* Start *
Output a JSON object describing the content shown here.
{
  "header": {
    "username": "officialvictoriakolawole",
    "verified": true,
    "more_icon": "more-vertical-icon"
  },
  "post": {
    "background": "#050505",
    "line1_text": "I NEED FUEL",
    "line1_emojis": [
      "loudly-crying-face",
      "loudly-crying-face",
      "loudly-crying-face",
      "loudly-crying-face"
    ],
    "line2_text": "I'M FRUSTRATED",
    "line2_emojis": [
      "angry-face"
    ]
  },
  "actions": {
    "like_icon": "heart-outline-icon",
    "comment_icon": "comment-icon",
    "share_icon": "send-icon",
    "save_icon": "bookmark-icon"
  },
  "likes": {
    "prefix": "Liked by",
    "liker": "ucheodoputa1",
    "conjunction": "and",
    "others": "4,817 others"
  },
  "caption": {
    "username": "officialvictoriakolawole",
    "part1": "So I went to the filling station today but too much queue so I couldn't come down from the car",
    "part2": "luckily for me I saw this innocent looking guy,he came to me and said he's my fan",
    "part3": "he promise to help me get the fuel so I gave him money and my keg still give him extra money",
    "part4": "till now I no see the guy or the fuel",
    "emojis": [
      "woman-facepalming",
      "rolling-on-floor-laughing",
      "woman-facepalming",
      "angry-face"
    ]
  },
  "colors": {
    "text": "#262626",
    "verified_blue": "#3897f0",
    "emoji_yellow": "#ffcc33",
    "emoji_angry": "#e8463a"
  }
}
* End *
__Exercise goal__: Filter the entries down to the lines containing "icon". Copy each of those lines.

__Exercise output__:
    "more_icon": "more-vertical-icon"
    "like_icon": "heart-outline-icon",
    "comment_icon": "comment-icon",
    "share_icon": "send-icon",
    "save_icon": "bookmark-icon"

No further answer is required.